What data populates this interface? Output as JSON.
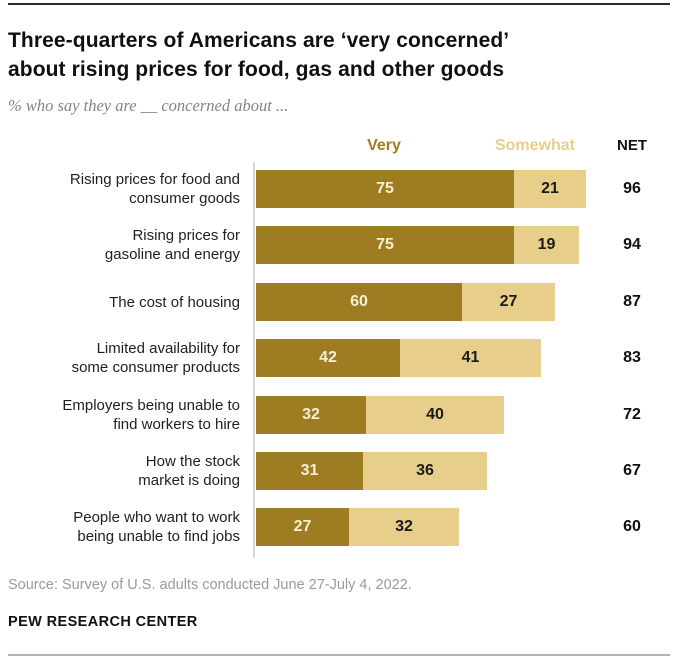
{
  "header": {
    "title_line1": "Three-quarters of Americans are ‘very concerned’",
    "title_line2": "about rising prices for food, gas and other goods",
    "subtitle": "% who say they are __ concerned about ..."
  },
  "chart_data": {
    "type": "bar",
    "orientation": "horizontal",
    "stacked": true,
    "xlim": [
      0,
      100
    ],
    "legend_position": "top",
    "grid": false,
    "net_label": "NET",
    "categories": [
      [
        "Rising prices for food and",
        "consumer goods"
      ],
      [
        "Rising prices for",
        "gasoline and energy"
      ],
      [
        "The cost of housing"
      ],
      [
        "Limited availability for",
        "some consumer products"
      ],
      [
        "Employers being unable to",
        "find workers to hire"
      ],
      [
        "How the stock",
        "market is doing"
      ],
      [
        "People who want to work",
        "being unable to find jobs"
      ]
    ],
    "series": [
      {
        "name": "Very",
        "color": "#9E7D22",
        "label_color": "#F6EFD5",
        "values": [
          75,
          75,
          60,
          42,
          32,
          31,
          27
        ]
      },
      {
        "name": "Somewhat",
        "color": "#E7CF8B",
        "label_color": "#1a1a1a",
        "values": [
          21,
          19,
          27,
          41,
          40,
          36,
          32
        ]
      }
    ],
    "net_values": [
      96,
      94,
      87,
      83,
      72,
      67,
      60
    ]
  },
  "footer": {
    "source": "Source: Survey of U.S. adults conducted June 27-July 4, 2022.",
    "brand": "PEW RESEARCH CENTER"
  },
  "colors": {
    "very": "#9E7D22",
    "somewhat": "#E7CF8B",
    "axis_line": "#d8d8d8",
    "top_rule": "#2b2b2b",
    "bottom_rule": "#b3b3b3"
  }
}
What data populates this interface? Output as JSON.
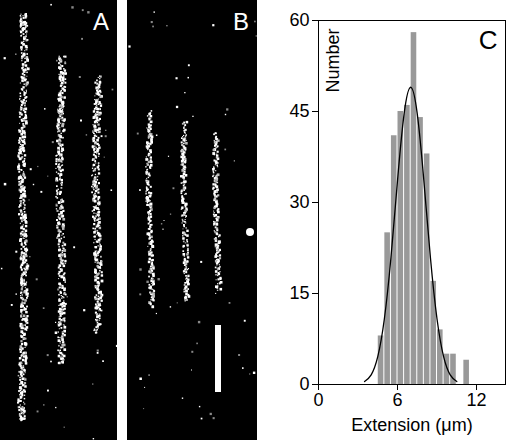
──────
### Task statement
Go through the entries above and print each one exactly, minus the pictures.

### Solution to this exercise
What data populates this interface? Output as JSON.
{
  "header": {
    "title_line1": "Three-quarters of Americans are ‘very concerned’",
    "title_line2": "about rising prices for food, gas and other goods",
    "subtitle": "% who say they are __ concerned about ..."
  },
  "chart_data": {
    "type": "bar",
    "orientation": "horizontal",
    "stacked": true,
    "xlim": [
      0,
      100
    ],
    "legend_position": "top",
    "grid": false,
    "net_label": "NET",
    "categories": [
      [
        "Rising prices for food and",
        "consumer goods"
      ],
      [
        "Rising prices for",
        "gasoline and energy"
      ],
      [
        "The cost of housing"
      ],
      [
        "Limited availability for",
        "some consumer products"
      ],
      [
        "Employers being unable to",
        "find workers to hire"
      ],
      [
        "How the stock",
        "market is doing"
      ],
      [
        "People who want to work",
        "being unable to find jobs"
      ]
    ],
    "series": [
      {
        "name": "Very",
        "color": "#9E7D22",
        "label_color": "#F6EFD5",
        "values": [
          75,
          75,
          60,
          42,
          32,
          31,
          27
        ]
      },
      {
        "name": "Somewhat",
        "color": "#E7CF8B",
        "label_color": "#1a1a1a",
        "values": [
          21,
          19,
          27,
          41,
          40,
          36,
          32
        ]
      }
    ],
    "net_values": [
      96,
      94,
      87,
      83,
      72,
      67,
      60
    ]
  },
  "footer": {
    "source": "Source: Survey of U.S. adults conducted June 27-July 4, 2022.",
    "brand": "PEW RESEARCH CENTER"
  },
  "colors": {
    "very": "#9E7D22",
    "somewhat": "#E7CF8B",
    "axis_line": "#d8d8d8",
    "top_rule": "#2b2b2b",
    "bottom_rule": "#b3b3b3"
  }
}
What data populates this interface? Output as JSON.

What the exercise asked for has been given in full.